▸ **WORK ORDER 1**:
According to the Apex Fusion documentation page, which networks does the chart currently expose?
▸ **WORK ORDER 2**:
From the Apex Fusion documentation page, print the stretch from "Just like cardano-node, the" through "unavailable to pods." without changing a character.

▸ **TEXT UNDER STUDY**:
:::
Skip to content
TxPipe Docs

Apex Fusion

The apex-fusion extension applies the same Supernode operating model to Apex Fusion node workloads.

What it provides

  • persistent node storage
  • managed topology generation
  • an nginx sidecar for n2c access
  • service endpoints for n2n, n2c, and metrics
  • PodMonitor support for Prometheus Operator
  • Vault-backed block producer runtime material

Supported networks

The chart currently exposes:

  • vector-testnet
  • prime-testnet
  • prime-mainnet

Canonical relay install

Terminal window
helm install prime-testnet-relay ./extensions/apex-fusion \
  --namespace prime-testnet-relay \
  --create-namespace \
  --set displayName="Prime Testnet Relay" \
  --set node.network=prime-testnet \
  --set extraLabels.supernode/status=ready

Inline values form:

displayName: Prime Testnet Relay


node:
  network: prime-testnet
  topology:
    mode: image-default


extraLabels:
  supernode/status: ready

Canonical block producer pattern

Just like cardano-node, the producer path is Vault-first.

The shared control-plane/default auth can read kv/runtime/... only. Use kv/operator/... for operator-only material that should remain unavailable to pods.
:::
▸ **DATA UNDER STUDY**:

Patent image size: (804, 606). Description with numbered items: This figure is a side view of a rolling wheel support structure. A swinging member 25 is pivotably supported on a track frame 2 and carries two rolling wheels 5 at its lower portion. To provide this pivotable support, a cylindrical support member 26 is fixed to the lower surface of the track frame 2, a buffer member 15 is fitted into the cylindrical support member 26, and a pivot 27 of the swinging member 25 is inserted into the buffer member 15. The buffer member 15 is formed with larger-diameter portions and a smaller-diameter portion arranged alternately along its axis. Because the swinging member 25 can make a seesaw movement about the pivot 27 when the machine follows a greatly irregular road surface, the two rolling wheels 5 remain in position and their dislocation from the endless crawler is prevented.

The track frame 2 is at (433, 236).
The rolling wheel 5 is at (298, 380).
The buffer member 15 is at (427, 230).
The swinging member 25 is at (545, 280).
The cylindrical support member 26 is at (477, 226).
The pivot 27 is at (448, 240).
:::
▸ **EXERCISE RESULT 1**:
vector-testnet, prime-testnet, and prime-mainnet

▸ **EXERCISE RESULT 2**:
Just like cardano-node, the producer path is Vault-first.

The shared control-plane/default auth can read kv/runtime/... only. Use kv/operator/... for operator-only material that should remain unavailable to pods.